◆ The records:
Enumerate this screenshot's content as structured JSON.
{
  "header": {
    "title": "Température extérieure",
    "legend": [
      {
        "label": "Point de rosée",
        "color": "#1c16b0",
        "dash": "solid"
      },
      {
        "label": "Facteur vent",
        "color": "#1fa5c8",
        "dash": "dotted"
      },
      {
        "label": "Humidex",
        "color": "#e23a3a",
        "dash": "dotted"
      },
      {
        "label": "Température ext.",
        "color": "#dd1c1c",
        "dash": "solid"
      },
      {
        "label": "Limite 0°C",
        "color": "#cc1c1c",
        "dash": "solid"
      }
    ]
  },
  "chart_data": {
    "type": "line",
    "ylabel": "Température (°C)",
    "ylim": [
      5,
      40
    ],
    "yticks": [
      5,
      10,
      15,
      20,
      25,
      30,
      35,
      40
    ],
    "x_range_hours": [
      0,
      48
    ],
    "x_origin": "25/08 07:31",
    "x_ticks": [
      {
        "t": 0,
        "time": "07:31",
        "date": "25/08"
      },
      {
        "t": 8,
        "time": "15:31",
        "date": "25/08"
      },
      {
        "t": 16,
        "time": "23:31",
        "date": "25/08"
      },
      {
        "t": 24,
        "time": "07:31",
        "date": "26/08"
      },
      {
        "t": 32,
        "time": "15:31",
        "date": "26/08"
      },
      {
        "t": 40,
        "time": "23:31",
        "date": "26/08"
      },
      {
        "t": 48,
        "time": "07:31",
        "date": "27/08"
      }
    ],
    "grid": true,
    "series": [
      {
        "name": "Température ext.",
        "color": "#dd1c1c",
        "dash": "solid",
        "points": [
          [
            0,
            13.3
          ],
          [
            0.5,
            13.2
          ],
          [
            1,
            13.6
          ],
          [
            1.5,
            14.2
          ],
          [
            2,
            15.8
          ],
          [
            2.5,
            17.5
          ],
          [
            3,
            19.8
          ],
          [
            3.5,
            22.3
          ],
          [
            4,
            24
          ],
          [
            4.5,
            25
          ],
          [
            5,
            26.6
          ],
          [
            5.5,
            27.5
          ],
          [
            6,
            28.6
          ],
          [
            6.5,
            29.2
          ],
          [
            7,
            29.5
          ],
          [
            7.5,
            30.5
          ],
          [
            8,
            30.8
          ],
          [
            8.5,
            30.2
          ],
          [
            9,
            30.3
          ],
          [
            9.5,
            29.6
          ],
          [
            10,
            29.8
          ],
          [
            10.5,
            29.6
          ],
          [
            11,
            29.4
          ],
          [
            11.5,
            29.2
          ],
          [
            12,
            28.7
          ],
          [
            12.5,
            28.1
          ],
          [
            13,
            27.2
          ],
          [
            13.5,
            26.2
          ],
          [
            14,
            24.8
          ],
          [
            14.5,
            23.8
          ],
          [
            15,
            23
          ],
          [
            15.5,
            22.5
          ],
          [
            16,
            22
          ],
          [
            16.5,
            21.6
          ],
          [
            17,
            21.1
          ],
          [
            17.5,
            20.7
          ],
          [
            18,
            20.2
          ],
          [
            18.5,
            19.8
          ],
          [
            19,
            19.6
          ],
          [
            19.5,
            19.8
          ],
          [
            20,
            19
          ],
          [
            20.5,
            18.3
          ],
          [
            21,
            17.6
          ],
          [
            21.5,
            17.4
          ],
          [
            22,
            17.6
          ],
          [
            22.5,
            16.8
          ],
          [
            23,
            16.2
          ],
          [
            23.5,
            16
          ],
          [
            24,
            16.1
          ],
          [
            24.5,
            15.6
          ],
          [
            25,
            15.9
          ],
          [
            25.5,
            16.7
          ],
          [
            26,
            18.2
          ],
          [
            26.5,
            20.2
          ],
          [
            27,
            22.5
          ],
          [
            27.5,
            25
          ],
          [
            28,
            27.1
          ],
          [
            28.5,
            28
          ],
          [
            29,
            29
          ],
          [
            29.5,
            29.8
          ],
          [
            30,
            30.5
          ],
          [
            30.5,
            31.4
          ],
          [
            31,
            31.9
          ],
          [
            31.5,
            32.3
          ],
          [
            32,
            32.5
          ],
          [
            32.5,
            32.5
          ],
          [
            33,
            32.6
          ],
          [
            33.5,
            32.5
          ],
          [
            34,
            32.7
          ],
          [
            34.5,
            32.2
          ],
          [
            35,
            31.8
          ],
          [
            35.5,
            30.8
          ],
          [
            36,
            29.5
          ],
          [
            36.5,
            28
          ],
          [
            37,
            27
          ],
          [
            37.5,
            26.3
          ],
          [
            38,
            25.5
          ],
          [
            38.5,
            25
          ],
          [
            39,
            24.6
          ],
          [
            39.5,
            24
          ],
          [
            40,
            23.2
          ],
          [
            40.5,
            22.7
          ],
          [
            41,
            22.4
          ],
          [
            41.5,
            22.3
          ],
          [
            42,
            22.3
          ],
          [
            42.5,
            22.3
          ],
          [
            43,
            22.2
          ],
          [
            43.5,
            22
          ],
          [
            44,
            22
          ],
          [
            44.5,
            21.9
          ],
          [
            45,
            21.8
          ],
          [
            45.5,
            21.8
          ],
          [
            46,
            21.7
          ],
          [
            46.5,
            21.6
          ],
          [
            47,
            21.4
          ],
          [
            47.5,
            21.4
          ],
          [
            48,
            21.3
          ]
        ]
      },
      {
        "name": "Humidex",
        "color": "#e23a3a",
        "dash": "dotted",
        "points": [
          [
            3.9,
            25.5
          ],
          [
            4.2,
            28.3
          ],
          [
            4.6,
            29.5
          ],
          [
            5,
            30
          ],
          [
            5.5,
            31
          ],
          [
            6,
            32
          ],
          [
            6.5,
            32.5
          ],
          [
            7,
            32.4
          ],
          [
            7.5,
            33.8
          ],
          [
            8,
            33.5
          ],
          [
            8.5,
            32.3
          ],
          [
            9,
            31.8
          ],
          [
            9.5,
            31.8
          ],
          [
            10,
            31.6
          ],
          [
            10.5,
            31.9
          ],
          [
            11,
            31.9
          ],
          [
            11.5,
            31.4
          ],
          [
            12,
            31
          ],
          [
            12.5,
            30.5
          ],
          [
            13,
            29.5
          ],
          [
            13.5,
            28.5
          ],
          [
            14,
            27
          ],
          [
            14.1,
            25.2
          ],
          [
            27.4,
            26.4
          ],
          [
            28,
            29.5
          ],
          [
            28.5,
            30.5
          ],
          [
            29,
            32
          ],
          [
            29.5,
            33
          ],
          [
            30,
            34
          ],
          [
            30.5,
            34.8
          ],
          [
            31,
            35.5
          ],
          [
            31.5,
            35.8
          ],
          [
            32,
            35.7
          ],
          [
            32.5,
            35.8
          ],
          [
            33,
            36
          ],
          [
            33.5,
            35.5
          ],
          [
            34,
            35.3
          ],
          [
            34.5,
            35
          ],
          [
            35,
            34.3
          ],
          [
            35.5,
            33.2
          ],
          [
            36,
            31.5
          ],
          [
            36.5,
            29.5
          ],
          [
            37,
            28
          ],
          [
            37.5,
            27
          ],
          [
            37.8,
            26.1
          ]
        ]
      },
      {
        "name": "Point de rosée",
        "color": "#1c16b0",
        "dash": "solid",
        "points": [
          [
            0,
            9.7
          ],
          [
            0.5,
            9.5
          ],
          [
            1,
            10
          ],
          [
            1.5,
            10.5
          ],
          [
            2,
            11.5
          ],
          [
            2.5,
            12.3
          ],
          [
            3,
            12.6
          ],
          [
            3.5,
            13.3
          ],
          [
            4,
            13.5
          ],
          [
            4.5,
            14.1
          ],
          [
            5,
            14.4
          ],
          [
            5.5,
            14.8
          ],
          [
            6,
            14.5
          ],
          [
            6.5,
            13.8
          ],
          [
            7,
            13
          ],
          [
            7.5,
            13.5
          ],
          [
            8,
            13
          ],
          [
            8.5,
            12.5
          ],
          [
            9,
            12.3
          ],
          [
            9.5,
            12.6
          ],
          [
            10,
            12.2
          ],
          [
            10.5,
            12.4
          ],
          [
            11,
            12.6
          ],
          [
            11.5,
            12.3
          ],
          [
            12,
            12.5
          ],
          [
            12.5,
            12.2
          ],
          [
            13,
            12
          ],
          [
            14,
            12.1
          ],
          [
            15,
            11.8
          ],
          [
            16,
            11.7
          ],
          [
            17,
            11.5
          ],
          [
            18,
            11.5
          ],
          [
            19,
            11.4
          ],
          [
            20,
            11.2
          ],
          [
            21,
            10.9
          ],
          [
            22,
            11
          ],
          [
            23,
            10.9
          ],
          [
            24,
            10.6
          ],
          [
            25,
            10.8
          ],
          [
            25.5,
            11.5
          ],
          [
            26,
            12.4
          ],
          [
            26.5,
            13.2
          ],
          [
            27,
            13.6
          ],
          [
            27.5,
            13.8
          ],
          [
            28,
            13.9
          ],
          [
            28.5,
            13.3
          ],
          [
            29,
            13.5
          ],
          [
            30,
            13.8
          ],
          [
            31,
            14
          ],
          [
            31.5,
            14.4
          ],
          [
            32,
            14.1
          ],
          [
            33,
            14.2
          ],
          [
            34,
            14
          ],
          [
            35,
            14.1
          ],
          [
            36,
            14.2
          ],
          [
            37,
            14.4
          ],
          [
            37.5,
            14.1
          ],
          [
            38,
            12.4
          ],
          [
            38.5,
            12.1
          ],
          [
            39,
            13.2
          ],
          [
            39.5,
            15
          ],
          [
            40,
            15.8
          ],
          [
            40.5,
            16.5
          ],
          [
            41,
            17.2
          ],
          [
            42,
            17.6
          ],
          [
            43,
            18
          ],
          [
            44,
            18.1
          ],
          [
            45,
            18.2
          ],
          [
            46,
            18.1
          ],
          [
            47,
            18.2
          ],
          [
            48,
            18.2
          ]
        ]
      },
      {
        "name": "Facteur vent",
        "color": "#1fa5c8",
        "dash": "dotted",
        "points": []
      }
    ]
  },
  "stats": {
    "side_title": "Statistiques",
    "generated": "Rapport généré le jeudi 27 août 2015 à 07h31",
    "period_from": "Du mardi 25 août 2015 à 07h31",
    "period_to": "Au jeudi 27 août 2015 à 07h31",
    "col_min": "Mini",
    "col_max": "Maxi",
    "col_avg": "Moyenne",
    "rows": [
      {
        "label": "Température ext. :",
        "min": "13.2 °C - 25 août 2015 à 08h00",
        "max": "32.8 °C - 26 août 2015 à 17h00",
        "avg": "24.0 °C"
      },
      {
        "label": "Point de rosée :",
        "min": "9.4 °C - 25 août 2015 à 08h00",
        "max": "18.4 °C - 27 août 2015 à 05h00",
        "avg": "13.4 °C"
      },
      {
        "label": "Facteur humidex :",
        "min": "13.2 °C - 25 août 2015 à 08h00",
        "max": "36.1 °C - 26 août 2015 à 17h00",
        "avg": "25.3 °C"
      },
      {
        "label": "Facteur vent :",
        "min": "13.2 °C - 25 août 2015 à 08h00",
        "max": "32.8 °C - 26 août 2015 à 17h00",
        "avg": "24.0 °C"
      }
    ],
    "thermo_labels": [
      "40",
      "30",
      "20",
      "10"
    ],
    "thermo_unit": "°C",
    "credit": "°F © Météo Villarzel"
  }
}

◆ What you should do:
Pull out all lines from the listing that contain the string "rosée".

◆ Solved exercise:
        "label": "Point de rosée",
        "name": "Point de rosée",
        "label": "Point de rosée :",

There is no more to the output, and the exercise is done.